- What is a future-proof way to solving these challenges?
- Toby: Technology offers so many opportunities to improve the way tax is managed end-to-end across organisations, from the moment a transaction is started. There is a lot of potential for tax departments to add real value to the business, but not if they working in excel spreadsheets, constantly firefighting, recoding tax rates, and become quite frankly, drained by the monotony of these low skill labour-intensive activities. Digital transformation offers an opportunity to standardise data, systems and processes across the business. This creates a foundation from which automation can do so much to reduce errors, improve accuracy and ensure compliance with ever-changing international tax rules, allowing the Tax Professionals to deliver on what they spent years training for, delivering high skill value add to the business.
- Jeroen: At its core, success requires a change in mental approach: moving away from fixing the problem at the end of the tax process, to making sure they are right from the start. It’s a cultural change, that needs buy-in from the CFO down. The tax environment is changing, and the risks of hefty fines and investigations from tax authorities is a mobilising factor for many of the companies we speak with. The starting point for this is to understand the full internal processes.

Problem set
a) Print the tax technology interview from "- Toby: Technology" to "to the business.".
b) Carry on the interview about tax and digital transformation, starting after its final sentence.

(Items stored in a collection)

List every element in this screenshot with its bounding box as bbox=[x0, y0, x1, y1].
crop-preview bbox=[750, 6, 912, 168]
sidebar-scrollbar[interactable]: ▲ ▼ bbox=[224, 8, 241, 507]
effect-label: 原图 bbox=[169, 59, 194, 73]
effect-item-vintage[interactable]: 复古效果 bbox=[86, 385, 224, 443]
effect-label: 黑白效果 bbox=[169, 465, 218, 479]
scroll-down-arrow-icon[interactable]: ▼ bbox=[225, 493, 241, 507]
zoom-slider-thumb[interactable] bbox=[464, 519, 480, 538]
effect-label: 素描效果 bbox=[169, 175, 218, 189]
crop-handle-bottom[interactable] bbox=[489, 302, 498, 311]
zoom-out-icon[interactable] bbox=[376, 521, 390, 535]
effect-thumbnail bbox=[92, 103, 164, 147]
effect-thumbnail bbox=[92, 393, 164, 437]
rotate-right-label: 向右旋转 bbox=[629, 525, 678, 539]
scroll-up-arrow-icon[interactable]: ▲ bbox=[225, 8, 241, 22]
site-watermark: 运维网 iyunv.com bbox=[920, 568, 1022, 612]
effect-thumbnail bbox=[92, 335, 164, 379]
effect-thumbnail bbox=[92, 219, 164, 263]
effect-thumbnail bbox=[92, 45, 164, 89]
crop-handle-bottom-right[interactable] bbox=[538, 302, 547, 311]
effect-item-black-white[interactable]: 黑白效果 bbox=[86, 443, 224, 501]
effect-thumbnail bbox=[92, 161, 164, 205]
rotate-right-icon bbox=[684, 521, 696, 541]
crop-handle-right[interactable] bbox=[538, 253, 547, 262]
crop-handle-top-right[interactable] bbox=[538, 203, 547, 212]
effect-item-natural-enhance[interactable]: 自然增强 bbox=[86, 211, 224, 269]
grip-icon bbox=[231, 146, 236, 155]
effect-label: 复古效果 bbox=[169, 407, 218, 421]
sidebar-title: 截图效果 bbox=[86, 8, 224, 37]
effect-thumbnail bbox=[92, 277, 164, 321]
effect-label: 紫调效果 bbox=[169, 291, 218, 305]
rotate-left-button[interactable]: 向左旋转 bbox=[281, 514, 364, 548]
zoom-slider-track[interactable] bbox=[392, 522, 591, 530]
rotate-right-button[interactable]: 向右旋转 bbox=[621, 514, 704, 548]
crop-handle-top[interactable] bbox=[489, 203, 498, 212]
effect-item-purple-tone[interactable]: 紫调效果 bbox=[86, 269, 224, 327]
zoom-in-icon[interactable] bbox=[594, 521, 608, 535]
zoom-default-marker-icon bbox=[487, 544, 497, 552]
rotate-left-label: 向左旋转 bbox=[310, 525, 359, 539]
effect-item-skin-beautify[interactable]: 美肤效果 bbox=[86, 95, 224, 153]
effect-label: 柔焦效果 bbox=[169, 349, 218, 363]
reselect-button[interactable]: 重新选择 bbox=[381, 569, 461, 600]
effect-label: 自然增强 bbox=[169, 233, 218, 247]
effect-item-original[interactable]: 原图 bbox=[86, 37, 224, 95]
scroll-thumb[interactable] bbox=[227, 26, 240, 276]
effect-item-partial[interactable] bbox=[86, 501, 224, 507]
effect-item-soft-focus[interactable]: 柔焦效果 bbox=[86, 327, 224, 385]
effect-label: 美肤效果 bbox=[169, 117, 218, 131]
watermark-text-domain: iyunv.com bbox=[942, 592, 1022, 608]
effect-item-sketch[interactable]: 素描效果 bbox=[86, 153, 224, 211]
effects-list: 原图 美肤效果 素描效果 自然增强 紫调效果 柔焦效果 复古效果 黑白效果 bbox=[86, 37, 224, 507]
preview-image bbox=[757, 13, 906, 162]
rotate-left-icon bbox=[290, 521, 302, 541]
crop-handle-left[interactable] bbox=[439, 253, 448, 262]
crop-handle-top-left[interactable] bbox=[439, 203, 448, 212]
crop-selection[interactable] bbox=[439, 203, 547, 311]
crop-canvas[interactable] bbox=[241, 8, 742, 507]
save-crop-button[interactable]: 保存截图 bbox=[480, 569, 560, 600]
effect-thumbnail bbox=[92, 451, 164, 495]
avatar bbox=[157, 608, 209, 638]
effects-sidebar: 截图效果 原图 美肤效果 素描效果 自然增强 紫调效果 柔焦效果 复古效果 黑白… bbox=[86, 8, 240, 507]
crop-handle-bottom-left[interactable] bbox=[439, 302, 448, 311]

Replies
a)
- Toby: Technology offers so many opportunities to improve the way tax is managed end-to-end across organisations, from the moment a transaction is started. There is a lot of potential for tax departments to add real value to the business, but not if they working in excel spreadsheets, constantly firefighting, recoding tax rates, and become quite frankly, drained by the monotony of these low skill labour-intensive activities. Digital transformation offers an opportunity to standardise data, systems and processes across the business. This creates a foundation from which automation can do so much to reduce errors, improve accuracy and ensure compliance with ever-changing international tax rules, allowing the Tax Professionals to deliver on what they spent years training for, delivering high skill value add to the business.

b)
- What options do clients have?
- Jeroen: From a technology perspective, there are point solutions to help with specific tasks, such as e-invoicing or digital tax reporting, but they only solve one problem, in one region. What happens when you want a solution for multiple regions, or to fix a new problem? It can very quickly become a very complex mess, with every vendor working to its agenda. Maintaining systems in-house also becomes uneconomical, and fraught with danger, as the IT team cannot be expected to be across global tax legislation, and neither can a tax professional.
- Toby: Adopting a solution based on a centralised tax engine is by far the strongest and most strategic solution for the long-term – they are designed to accommodate the rapidly changing indirect tax environment covering all the new rates and requirements. A cloud-based solution means that you no longer need to worry about implementing new tax rules, as they will have a research team focused on doing this in every region. A well-implemented tax engine will also integrate with all your transactional systems, such as the ERP platforms, CRM, P2P and e-commerce systems, meaning that tax is applied, calculated and validated correctly, wherever it is in the business.
- Can you give some examples of customers, businesses or industries that have adopted a tax engine? What were the benefits?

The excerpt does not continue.